======== RECORDS FOR PROCESSING

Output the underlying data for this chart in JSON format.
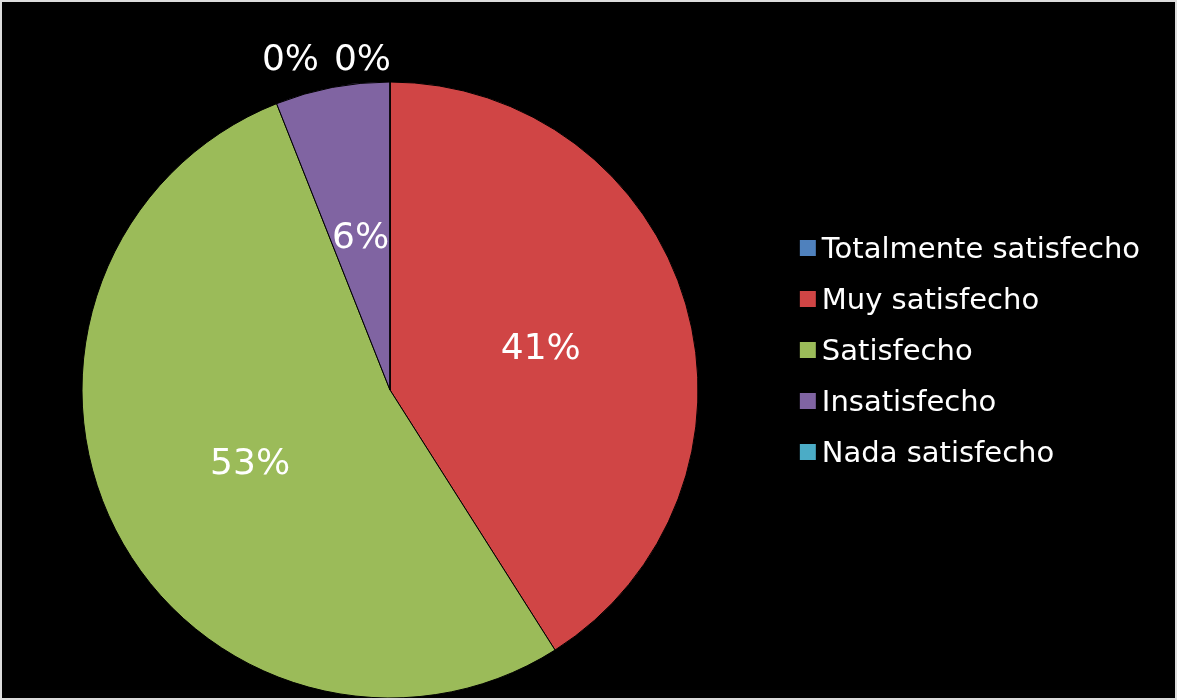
{
  "chart_data": {
    "type": "pie",
    "categories": [
      "Totalmente satisfecho",
      "Muy satisfecho",
      "Satisfecho",
      "Insatisfecho",
      "Nada satisfecho"
    ],
    "values": [
      0,
      41,
      53,
      6,
      0
    ],
    "colors": [
      "#4f81bd",
      "#d04545",
      "#9bbb59",
      "#8064a2",
      "#4bacc6"
    ],
    "value_labels": [
      "0%",
      "41%",
      "53%",
      "6%",
      "0%"
    ],
    "legend": "right"
  }
}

================

- [REQUIREMENT]: Without the pictures, write out all of the material exactly.

- [RESPONSE TO THE EXERCISE]:
Output the underlying data for this chart in JSON format.
{
  "chart_data": {
    "type": "pie",
    "categories": [
      "Totalmente satisfecho",
      "Muy satisfecho",
      "Satisfecho",
      "Insatisfecho",
      "Nada satisfecho"
    ],
    "values": [
      0,
      41,
      53,
      6,
      0
    ],
    "colors": [
      "#4f81bd",
      "#d04545",
      "#9bbb59",
      "#8064a2",
      "#4bacc6"
    ],
    "value_labels": [
      "0%",
      "41%",
      "53%",
      "6%",
      "0%"
    ],
    "legend": "right"
  }
}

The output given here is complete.